**SUPPLIED DATA:**
▼

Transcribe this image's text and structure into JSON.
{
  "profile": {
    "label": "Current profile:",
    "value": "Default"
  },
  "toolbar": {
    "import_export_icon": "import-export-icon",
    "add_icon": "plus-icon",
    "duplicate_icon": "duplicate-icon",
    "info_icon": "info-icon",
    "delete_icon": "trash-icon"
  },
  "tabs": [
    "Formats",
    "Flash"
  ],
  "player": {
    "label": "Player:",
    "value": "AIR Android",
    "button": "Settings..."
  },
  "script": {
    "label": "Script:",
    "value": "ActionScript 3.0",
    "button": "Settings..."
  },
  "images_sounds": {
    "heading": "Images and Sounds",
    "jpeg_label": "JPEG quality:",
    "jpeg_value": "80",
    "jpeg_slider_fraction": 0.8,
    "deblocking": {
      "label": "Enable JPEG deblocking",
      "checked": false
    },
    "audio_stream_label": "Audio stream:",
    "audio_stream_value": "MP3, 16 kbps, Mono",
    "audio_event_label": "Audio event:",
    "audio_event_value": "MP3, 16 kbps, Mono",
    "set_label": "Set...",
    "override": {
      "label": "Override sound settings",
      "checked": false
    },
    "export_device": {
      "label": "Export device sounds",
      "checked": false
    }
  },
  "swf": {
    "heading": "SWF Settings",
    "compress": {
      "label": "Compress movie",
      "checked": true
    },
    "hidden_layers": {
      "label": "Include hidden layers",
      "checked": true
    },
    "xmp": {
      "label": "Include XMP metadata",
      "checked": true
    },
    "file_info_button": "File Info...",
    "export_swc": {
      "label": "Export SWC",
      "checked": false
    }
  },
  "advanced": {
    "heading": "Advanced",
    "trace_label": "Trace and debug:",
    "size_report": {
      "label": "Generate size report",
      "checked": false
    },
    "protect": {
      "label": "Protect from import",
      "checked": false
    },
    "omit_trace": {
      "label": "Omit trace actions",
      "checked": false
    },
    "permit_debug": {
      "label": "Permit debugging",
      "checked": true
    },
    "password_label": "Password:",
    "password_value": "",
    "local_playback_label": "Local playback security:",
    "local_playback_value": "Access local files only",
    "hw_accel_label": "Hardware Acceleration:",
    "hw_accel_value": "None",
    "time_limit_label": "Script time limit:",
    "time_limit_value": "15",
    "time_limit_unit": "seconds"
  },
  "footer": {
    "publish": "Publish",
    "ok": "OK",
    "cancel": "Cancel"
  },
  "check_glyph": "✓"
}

▲

Restate every entry word for word.

**ANSWER BELOW:**
Transcribe this image's text and structure into JSON.
{
  "profile": {
    "label": "Current profile:",
    "value": "Default"
  },
  "toolbar": {
    "import_export_icon": "import-export-icon",
    "add_icon": "plus-icon",
    "duplicate_icon": "duplicate-icon",
    "info_icon": "info-icon",
    "delete_icon": "trash-icon"
  },
  "tabs": [
    "Formats",
    "Flash"
  ],
  "player": {
    "label": "Player:",
    "value": "AIR Android",
    "button": "Settings..."
  },
  "script": {
    "label": "Script:",
    "value": "ActionScript 3.0",
    "button": "Settings..."
  },
  "images_sounds": {
    "heading": "Images and Sounds",
    "jpeg_label": "JPEG quality:",
    "jpeg_value": "80",
    "jpeg_slider_fraction": 0.8,
    "deblocking": {
      "label": "Enable JPEG deblocking",
      "checked": false
    },
    "audio_stream_label": "Audio stream:",
    "audio_stream_value": "MP3, 16 kbps, Mono",
    "audio_event_label": "Audio event:",
    "audio_event_value": "MP3, 16 kbps, Mono",
    "set_label": "Set...",
    "override": {
      "label": "Override sound settings",
      "checked": false
    },
    "export_device": {
      "label": "Export device sounds",
      "checked": false
    }
  },
  "swf": {
    "heading": "SWF Settings",
    "compress": {
      "label": "Compress movie",
      "checked": true
    },
    "hidden_layers": {
      "label": "Include hidden layers",
      "checked": true
    },
    "xmp": {
      "label": "Include XMP metadata",
      "checked": true
    },
    "file_info_button": "File Info...",
    "export_swc": {
      "label": "Export SWC",
      "checked": false
    }
  },
  "advanced": {
    "heading": "Advanced",
    "trace_label": "Trace and debug:",
    "size_report": {
      "label": "Generate size report",
      "checked": false
    },
    "protect": {
      "label": "Protect from import",
      "checked": false
    },
    "omit_trace": {
      "label": "Omit trace actions",
      "checked": false
    },
    "permit_debug": {
      "label": "Permit debugging",
      "checked": true
    },
    "password_label": "Password:",
    "password_value": "",
    "local_playback_label": "Local playback security:",
    "local_playback_value": "Access local files only",
    "hw_accel_label": "Hardware Acceleration:",
    "hw_accel_value": "None",
    "time_limit_label": "Script time limit:",
    "time_limit_value": "15",
    "time_limit_unit": "seconds"
  },
  "footer": {
    "publish": "Publish",
    "ok": "OK",
    "cancel": "Cancel"
  },
  "check_glyph": "✓"
}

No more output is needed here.